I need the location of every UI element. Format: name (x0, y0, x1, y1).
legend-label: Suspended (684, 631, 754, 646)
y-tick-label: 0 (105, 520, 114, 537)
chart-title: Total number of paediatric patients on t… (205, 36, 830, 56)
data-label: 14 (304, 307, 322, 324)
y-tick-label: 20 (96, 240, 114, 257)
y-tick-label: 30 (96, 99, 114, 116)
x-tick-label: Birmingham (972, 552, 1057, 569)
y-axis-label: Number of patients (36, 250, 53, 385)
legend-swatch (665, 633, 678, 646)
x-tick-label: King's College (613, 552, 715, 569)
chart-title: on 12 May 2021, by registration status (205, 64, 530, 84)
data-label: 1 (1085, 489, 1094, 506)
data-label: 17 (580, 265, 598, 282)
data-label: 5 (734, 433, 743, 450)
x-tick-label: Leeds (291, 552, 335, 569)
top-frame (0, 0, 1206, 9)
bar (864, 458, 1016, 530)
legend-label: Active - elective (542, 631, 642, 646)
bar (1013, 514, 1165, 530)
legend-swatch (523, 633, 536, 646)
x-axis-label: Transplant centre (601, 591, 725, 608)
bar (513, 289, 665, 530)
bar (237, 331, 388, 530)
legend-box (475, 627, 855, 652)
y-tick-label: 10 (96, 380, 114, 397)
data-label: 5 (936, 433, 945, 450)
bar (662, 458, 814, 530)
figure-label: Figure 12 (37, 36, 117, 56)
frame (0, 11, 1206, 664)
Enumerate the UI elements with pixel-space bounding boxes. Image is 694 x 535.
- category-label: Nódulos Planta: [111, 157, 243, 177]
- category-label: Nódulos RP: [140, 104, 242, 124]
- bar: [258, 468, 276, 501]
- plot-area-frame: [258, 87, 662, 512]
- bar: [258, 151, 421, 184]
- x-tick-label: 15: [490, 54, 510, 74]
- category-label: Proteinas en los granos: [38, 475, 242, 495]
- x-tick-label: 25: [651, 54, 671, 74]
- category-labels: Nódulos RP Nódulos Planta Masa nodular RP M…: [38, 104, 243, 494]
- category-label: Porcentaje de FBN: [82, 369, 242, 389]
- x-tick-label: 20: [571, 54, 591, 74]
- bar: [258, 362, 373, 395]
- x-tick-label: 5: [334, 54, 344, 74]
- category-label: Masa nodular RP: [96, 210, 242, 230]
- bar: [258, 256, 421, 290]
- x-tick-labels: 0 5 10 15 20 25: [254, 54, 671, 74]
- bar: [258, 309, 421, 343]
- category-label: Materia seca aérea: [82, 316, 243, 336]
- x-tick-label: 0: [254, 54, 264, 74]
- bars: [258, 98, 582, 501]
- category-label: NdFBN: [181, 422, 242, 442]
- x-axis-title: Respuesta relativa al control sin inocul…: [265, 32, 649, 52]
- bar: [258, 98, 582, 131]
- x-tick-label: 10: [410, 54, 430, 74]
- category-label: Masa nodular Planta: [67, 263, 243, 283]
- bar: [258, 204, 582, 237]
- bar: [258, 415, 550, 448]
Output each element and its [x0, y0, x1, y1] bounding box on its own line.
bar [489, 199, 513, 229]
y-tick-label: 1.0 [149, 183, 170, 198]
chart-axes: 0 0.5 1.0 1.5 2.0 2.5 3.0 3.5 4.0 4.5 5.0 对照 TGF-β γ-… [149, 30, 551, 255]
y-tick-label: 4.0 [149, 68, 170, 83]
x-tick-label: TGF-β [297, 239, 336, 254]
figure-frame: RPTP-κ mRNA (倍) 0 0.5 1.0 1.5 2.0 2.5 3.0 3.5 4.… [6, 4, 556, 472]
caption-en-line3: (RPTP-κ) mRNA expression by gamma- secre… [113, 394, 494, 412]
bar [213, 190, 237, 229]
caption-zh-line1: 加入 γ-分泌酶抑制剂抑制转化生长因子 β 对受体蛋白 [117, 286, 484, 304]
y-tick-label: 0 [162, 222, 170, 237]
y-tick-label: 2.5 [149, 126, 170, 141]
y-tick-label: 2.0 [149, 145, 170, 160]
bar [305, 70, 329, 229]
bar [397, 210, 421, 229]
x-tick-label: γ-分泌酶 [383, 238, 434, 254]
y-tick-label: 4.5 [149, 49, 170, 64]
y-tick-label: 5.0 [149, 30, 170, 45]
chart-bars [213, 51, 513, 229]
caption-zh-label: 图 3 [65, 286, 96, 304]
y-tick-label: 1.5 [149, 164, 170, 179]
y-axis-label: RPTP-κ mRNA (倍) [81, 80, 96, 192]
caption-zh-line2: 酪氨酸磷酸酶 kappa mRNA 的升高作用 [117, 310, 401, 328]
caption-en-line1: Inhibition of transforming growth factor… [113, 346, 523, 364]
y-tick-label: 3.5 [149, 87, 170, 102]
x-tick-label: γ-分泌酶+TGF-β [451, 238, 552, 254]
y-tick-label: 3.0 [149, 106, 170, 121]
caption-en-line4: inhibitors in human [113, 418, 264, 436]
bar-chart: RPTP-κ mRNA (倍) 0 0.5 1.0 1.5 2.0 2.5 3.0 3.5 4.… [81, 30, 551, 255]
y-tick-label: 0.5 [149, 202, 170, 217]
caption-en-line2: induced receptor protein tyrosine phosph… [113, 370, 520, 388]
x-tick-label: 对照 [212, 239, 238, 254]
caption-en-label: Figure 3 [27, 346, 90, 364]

## PROBLEM
Keep every word as given and return the full listing.

## FINAL ANSWER
I need the location of every UI element. Format: name (x0, y0, x1, y1).
legend-label: Suspended (684, 631, 754, 646)
y-tick-label: 0 (105, 520, 114, 537)
chart-title: Total number of paediatric patients on t… (205, 36, 830, 56)
data-label: 14 (304, 307, 322, 324)
y-tick-label: 20 (96, 240, 114, 257)
y-tick-label: 30 (96, 99, 114, 116)
x-tick-label: Birmingham (972, 552, 1057, 569)
y-axis-label: Number of patients (36, 250, 53, 385)
legend-swatch (665, 633, 678, 646)
x-tick-label: King's College (613, 552, 715, 569)
chart-title: on 12 May 2021, by registration status (205, 64, 530, 84)
data-label: 1 (1085, 489, 1094, 506)
data-label: 17 (580, 265, 598, 282)
data-label: 5 (734, 433, 743, 450)
x-tick-label: Leeds (291, 552, 335, 569)
top-frame (0, 0, 1206, 9)
bar (864, 458, 1016, 530)
legend-label: Active - elective (542, 631, 642, 646)
bar (1013, 514, 1165, 530)
legend-swatch (523, 633, 536, 646)
x-axis-label: Transplant centre (601, 591, 725, 608)
bar (513, 289, 665, 530)
bar (237, 331, 388, 530)
legend-box (475, 627, 855, 652)
y-tick-label: 10 (96, 380, 114, 397)
data-label: 5 (936, 433, 945, 450)
bar (662, 458, 814, 530)
figure-label: Figure 12 (37, 36, 117, 56)
frame (0, 11, 1206, 664)
Enumerate the UI elements with pixel-space bounding boxes. Image is 694 x 535.
- category-label: Nódulos Planta: [111, 157, 243, 177]
- category-label: Nódulos RP: [140, 104, 242, 124]
- bar: [258, 468, 276, 501]
- plot-area-frame: [258, 87, 662, 512]
- bar: [258, 151, 421, 184]
- x-tick-label: 15: [490, 54, 510, 74]
- category-label: Proteinas en los granos: [38, 475, 242, 495]
- x-tick-label: 25: [651, 54, 671, 74]
- category-labels: Nódulos RP Nódulos Planta Masa nodular RP M…: [38, 104, 243, 494]
- category-label: Porcentaje de FBN: [82, 369, 242, 389]
- x-tick-label: 20: [571, 54, 591, 74]
- bar: [258, 362, 373, 395]
- x-tick-label: 5: [334, 54, 344, 74]
- category-label: Masa nodular RP: [96, 210, 242, 230]
- bar: [258, 256, 421, 290]
- x-tick-labels: 0 5 10 15 20 25: [254, 54, 671, 74]
- bar: [258, 309, 421, 343]
- category-label: Materia seca aérea: [82, 316, 243, 336]
- x-tick-label: 0: [254, 54, 264, 74]
- bars: [258, 98, 582, 501]
- category-label: NdFBN: [181, 422, 242, 442]
- x-axis-title: Respuesta relativa al control sin inocul…: [265, 32, 649, 52]
- bar: [258, 98, 582, 131]
- x-tick-label: 10: [410, 54, 430, 74]
- category-label: Masa nodular Planta: [67, 263, 243, 283]
- bar: [258, 204, 582, 237]
- bar: [258, 415, 550, 448]
Output each element and its [x0, y0, x1, y1] bounding box on its own line.
bar [489, 199, 513, 229]
y-tick-label: 1.0 [149, 183, 170, 198]
chart-axes: 0 0.5 1.0 1.5 2.0 2.5 3.0 3.5 4.0 4.5 5.0 对照 TGF-β γ-… [149, 30, 551, 255]
y-tick-label: 4.0 [149, 68, 170, 83]
x-tick-label: TGF-β [297, 239, 336, 254]
figure-frame: RPTP-κ mRNA (倍) 0 0.5 1.0 1.5 2.0 2.5 3.0 3.5 4.… [6, 4, 556, 472]
caption-en-line3: (RPTP-κ) mRNA expression by gamma- secre… [113, 394, 494, 412]
bar [213, 190, 237, 229]
caption-zh-line1: 加入 γ-分泌酶抑制剂抑制转化生长因子 β 对受体蛋白 [117, 286, 484, 304]
y-tick-label: 0 [162, 222, 170, 237]
y-tick-label: 2.5 [149, 126, 170, 141]
y-tick-label: 2.0 [149, 145, 170, 160]
bar [305, 70, 329, 229]
bar [397, 210, 421, 229]
x-tick-label: γ-分泌酶 [383, 238, 434, 254]
y-tick-label: 4.5 [149, 49, 170, 64]
y-tick-label: 5.0 [149, 30, 170, 45]
chart-bars [213, 51, 513, 229]
caption-zh-label: 图 3 [65, 286, 96, 304]
y-tick-label: 1.5 [149, 164, 170, 179]
y-axis-label: RPTP-κ mRNA (倍) [81, 80, 96, 192]
caption-zh-line2: 酪氨酸磷酸酶 kappa mRNA 的升高作用 [117, 310, 401, 328]
caption-en-line1: Inhibition of transforming growth factor… [113, 346, 523, 364]
y-tick-label: 3.5 [149, 87, 170, 102]
x-tick-label: γ-分泌酶+TGF-β [451, 238, 552, 254]
y-tick-label: 3.0 [149, 106, 170, 121]
caption-en-line4: inhibitors in human [113, 418, 264, 436]
bar-chart: RPTP-κ mRNA (倍) 0 0.5 1.0 1.5 2.0 2.5 3.0 3.5 4.… [81, 30, 551, 255]
y-tick-label: 0.5 [149, 202, 170, 217]
caption-en-line2: induced receptor protein tyrosine phosph… [113, 370, 520, 388]
x-tick-label: 对照 [212, 239, 238, 254]
caption-en-label: Figure 3 [27, 346, 90, 364]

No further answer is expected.